The most direct and levelled criticism of Hollywood studios today is their lack of originality. Creatively, though, the struggling artist working his way through the system would disagree. We're lost amidst a forest, every road leading to the inevitable lifeless sequel, the tone deaf remake or the umpteenth reboot. We've had to create a new term for riffing on the familiar: the dreaded "requel" is both a reboot and a sequel, a film so lazy it fails to redress past wrongs, but rather just glosses over them with retroactive continuity.
But reboots, remakes and sequels are nothing new. Even in the silent era, there were numerous retellings of classic stories. Years before Boris Karloff donned greenface and neck bolts, Frankenstein was adapted into a since lost silent film. F.W. Murnau's unofficial Dracula adaptation Nosferatu predates the Lugosi classic.
But perhaps the biggest joke on the audience is when seemingly new material is derived or lifted from foreign or older works. Here now are just some of the examples of films you may not have known were remakes. Be sure to drop these in conversation with your film geek friend for added nerd street cred.
15 Three Men and a Baby
Perhaps now better known as the movie where that creepy cardboard cutout of Ted Danson inspired an urban legend, Three Men and Baby was initially a huge box office success. Though you'd have to travel to the least reputable areas of film criticism to find anyone calling it original. The 1987 farce was based on a French film entitled Tres Hommes et un Coffin (Three Men and a Cradle). Though instantly becoming a film in the U.S., the French did not see fit to follow another chapter in the lives of three morons freaking out over a pint-sized terror until 18 years later.
14 Dirty Rotten Scoundrels
It's unimaginable to think the charming duo of Steve Martin and Michael Caine could ever be topped. The two played off one another with such ease and wit in Frank Oz's 1988 comedy as two con men looking to swindle the same heiress.

--

> [Set problem a]: Quote the rows from the line containing "Annotate this image: element" through the line containing "legend-box: [86, 331, 340, 421]", inclusive, leaving out any pictures.

> [Input data]:
--

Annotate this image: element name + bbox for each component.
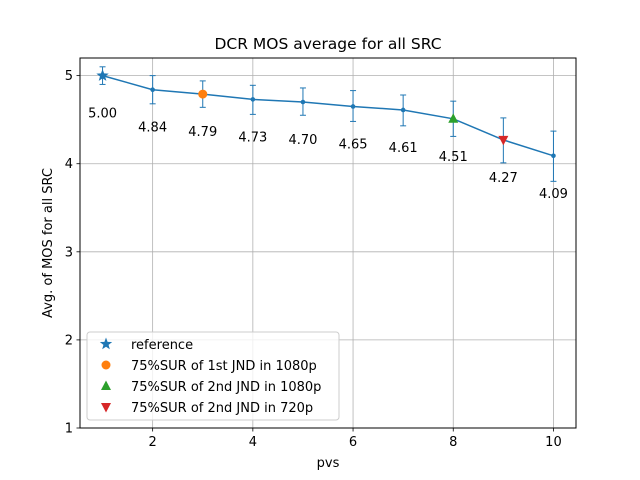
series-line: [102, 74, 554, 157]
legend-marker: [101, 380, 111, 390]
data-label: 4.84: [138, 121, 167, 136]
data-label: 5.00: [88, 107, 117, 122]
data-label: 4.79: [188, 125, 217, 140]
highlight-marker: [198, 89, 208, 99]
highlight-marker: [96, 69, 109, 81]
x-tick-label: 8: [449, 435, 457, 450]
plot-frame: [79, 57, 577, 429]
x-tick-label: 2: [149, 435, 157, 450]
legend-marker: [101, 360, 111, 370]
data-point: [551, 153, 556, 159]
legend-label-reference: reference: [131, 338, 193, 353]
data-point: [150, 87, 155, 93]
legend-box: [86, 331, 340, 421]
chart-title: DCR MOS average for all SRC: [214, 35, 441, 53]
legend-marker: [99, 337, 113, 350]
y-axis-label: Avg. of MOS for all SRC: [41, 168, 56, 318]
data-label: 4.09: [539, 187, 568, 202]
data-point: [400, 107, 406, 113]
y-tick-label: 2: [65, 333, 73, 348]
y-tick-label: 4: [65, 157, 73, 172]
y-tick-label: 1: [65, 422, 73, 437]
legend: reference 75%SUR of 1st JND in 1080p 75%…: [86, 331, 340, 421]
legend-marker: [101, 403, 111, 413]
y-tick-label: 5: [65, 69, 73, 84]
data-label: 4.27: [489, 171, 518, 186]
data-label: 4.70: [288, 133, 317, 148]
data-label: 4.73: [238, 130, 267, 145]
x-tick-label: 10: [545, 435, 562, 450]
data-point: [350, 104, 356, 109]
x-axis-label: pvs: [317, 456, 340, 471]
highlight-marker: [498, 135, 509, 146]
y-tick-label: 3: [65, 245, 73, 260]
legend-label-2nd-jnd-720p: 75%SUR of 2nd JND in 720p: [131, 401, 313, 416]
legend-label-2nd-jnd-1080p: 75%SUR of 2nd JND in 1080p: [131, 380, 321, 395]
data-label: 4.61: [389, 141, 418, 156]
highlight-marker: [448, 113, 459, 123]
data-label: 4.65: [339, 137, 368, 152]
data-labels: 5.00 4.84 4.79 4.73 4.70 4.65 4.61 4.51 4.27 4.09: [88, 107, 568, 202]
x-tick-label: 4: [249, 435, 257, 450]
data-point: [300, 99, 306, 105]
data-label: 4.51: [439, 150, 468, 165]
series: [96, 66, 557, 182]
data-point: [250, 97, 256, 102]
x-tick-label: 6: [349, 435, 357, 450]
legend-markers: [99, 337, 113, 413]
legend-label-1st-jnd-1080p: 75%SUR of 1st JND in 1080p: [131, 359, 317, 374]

--

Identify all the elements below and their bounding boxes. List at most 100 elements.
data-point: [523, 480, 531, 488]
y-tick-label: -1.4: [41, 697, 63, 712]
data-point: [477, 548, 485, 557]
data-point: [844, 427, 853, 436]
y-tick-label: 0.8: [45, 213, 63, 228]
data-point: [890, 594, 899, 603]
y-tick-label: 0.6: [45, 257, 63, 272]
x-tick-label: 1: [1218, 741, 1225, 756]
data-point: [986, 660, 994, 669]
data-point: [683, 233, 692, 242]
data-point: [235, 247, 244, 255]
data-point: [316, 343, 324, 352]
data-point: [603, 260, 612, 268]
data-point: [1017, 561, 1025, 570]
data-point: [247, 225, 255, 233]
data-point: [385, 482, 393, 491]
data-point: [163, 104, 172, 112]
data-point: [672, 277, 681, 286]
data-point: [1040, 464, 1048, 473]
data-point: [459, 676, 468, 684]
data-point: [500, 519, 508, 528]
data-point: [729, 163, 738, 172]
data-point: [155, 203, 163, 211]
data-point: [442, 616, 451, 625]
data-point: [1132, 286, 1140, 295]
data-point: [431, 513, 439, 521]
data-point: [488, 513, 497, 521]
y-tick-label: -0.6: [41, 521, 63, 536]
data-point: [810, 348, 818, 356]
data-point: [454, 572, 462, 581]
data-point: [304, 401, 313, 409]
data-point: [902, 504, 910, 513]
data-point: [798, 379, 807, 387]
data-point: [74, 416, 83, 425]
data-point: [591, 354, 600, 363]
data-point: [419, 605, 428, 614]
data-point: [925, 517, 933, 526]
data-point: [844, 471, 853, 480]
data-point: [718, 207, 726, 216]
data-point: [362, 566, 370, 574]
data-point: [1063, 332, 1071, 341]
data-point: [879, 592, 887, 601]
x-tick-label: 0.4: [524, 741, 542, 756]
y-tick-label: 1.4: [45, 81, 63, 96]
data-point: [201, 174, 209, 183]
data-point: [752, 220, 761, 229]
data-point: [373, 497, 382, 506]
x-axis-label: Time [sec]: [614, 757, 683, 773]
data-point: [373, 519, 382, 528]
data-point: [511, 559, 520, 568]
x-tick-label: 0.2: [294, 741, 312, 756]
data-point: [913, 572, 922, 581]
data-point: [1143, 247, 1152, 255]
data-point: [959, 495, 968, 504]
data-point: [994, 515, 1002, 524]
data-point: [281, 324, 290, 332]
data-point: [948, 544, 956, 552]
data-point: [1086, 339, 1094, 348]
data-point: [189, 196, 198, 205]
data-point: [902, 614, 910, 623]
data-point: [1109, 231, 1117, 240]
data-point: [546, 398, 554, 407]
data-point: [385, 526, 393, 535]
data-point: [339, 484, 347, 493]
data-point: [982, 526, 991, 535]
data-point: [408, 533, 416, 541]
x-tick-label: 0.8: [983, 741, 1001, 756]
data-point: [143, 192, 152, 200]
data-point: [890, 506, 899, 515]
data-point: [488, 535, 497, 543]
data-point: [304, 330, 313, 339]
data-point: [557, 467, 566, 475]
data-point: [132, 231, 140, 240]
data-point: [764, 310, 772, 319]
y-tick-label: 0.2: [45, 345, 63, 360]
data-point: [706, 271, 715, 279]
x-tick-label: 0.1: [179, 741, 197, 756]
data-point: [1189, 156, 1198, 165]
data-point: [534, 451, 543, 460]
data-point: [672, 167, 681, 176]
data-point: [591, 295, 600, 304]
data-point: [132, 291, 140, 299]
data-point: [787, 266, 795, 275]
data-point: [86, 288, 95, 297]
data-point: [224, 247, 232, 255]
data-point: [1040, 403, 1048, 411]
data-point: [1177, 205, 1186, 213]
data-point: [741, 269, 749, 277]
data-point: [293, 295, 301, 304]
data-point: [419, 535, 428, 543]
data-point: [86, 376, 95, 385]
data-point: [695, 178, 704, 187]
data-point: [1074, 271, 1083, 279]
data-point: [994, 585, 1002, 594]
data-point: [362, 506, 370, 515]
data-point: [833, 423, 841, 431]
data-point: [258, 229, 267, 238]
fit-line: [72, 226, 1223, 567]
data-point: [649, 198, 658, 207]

--

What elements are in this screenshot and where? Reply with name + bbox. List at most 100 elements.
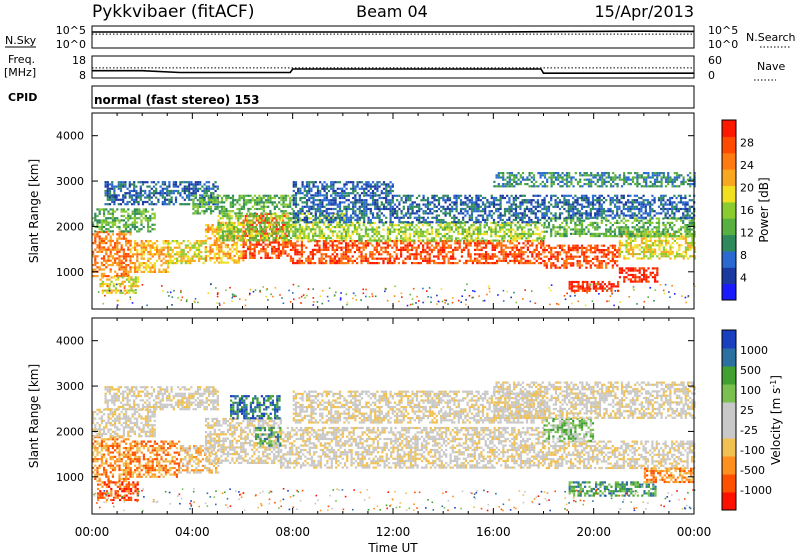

--

> [Set problem b]: Print the entire text on Hollywood films that were remakes, word for word.

> [Final result a]:
Annotate this image: element name + bbox for each component.
series-line: [102, 74, 554, 157]
legend-marker: [101, 380, 111, 390]
data-label: 4.84: [138, 121, 167, 136]
data-label: 5.00: [88, 107, 117, 122]
data-label: 4.79: [188, 125, 217, 140]
highlight-marker: [198, 89, 208, 99]
highlight-marker: [96, 69, 109, 81]
x-tick-label: 8: [449, 435, 457, 450]
plot-frame: [79, 57, 577, 429]
x-tick-label: 2: [149, 435, 157, 450]
legend-marker: [101, 360, 111, 370]
data-point: [551, 153, 556, 159]
legend-label-reference: reference: [131, 338, 193, 353]
data-point: [150, 87, 155, 93]
legend-box: [86, 331, 340, 421]

> [Final result b]:
The most direct and levelled criticism of Hollywood studios today is their lack of originality. Creatively, though, the struggling artist working his way through the system would disagree. We're lost amidst a forest, every road leading to the inevitable lifeless sequel, the tone deaf remake or the umpteenth reboot. We've had to create a new term for riffing on the familiar: the dreaded "requel" is both a reboot and a sequel, a film so lazy it fails to redress past wrongs, but rather just glosses over them with retroactive continuity.
But reboots, remakes and sequels are nothing new. Even in the silent era, there were numerous retellings of classic stories. Years before Boris Karloff donned greenface and neck bolts, Frankenstein was adapted into a since lost silent film. F.W. Murnau's unofficial Dracula adaptation Nosferatu predates the Lugosi classic.
But perhaps the biggest joke on the audience is when seemingly new material is derived or lifted from foreign or older works. Here now are just some of the examples of films you may not have known were remakes. Be sure to drop these in conversation with your film geek friend for added nerd street cred.
15 Three Men and a Baby
Perhaps now better known as the movie where that creepy cardboard cutout of Ted Danson inspired an urban legend, Three Men and Baby was initially a huge box office success. Though you'd have to travel to the least reputable areas of film criticism to find anyone calling it original. The 1987 farce was based on a French film entitled Tres Hommes et un Coffin (Three Men and a Cradle). Though instantly becoming a film in the U.S., the French did not see fit to follow another chapter in the lives of three morons freaking out over a pint-sized terror until 18 years later.
14 Dirty Rotten Scoundrels
It's unimaginable to think the charming duo of Steve Martin and Michael Caine could ever be topped. The two played off one another with such ease and wit in Frank Oz's 1988 comedy as two con men looking to swindle the same heiress.